_EXERCISE DETAILS_. Every line of the material below must be repeated exactly.
* begin *
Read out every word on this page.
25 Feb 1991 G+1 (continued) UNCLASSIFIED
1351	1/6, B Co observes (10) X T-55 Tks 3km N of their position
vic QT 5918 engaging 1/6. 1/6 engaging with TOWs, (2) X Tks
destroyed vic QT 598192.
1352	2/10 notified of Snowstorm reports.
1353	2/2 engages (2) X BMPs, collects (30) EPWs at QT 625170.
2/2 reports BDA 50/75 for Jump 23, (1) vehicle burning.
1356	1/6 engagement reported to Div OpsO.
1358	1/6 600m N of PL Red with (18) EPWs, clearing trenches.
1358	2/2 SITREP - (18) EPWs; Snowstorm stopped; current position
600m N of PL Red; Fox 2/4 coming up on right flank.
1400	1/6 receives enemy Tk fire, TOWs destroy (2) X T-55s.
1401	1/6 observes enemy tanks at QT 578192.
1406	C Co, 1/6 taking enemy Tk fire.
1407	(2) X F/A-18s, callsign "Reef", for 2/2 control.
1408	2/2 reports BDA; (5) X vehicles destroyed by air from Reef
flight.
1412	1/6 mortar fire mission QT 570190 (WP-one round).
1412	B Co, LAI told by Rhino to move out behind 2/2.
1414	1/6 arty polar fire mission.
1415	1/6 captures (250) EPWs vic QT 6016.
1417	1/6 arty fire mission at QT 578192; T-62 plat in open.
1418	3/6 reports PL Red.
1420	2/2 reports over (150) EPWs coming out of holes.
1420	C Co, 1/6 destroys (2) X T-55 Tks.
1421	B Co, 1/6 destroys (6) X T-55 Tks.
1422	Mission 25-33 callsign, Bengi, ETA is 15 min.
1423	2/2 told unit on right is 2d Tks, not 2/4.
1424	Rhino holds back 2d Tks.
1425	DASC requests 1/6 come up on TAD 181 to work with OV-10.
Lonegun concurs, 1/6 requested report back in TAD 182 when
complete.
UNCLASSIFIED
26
* end *
_RESPONSE TO THIS TASK_.
Read out every word on this page.
25 Feb 1991 G+1 (continued) UNCLASSIFIED
1351	1/6, B Co observes (10) X T-55 Tks 3km N of their position
vic QT 5918 engaging 1/6. 1/6 engaging with TOWs, (2) X Tks
destroyed vic QT 598192.
1352	2/10 notified of Snowstorm reports.
1353	2/2 engages (2) X BMPs, collects (30) EPWs at QT 625170.
2/2 reports BDA 50/75 for Jump 23, (1) vehicle burning.
1356	1/6 engagement reported to Div OpsO.
1358	1/6 600m N of PL Red with (18) EPWs, clearing trenches.
1358	2/2 SITREP - (18) EPWs; Snowstorm stopped; current position
600m N of PL Red; Fox 2/4 coming up on right flank.
1400	1/6 receives enemy Tk fire, TOWs destroy (2) X T-55s.
1401	1/6 observes enemy tanks at QT 578192.
1406	C Co, 1/6 taking enemy Tk fire.
1407	(2) X F/A-18s, callsign "Reef", for 2/2 control.
1408	2/2 reports BDA; (5) X vehicles destroyed by air from Reef
flight.
1412	1/6 mortar fire mission QT 570190 (WP-one round).
1412	B Co, LAI told by Rhino to move out behind 2/2.
1414	1/6 arty polar fire mission.
1415	1/6 captures (250) EPWs vic QT 6016.
1417	1/6 arty fire mission at QT 578192; T-62 plat in open.
1418	3/6 reports PL Red.
1420	2/2 reports over (150) EPWs coming out of holes.
1420	C Co, 1/6 destroys (2) X T-55 Tks.
1421	B Co, 1/6 destroys (6) X T-55 Tks.
1422	Mission 25-33 callsign, Bengi, ETA is 15 min.
1423	2/2 told unit on right is 2d Tks, not 2/4.
1424	Rhino holds back 2d Tks.
1425	DASC requests 1/6 come up on TAD 181 to work with OV-10.
Lonegun concurs, 1/6 requested report back in TAD 182 when
complete.
UNCLASSIFIED
26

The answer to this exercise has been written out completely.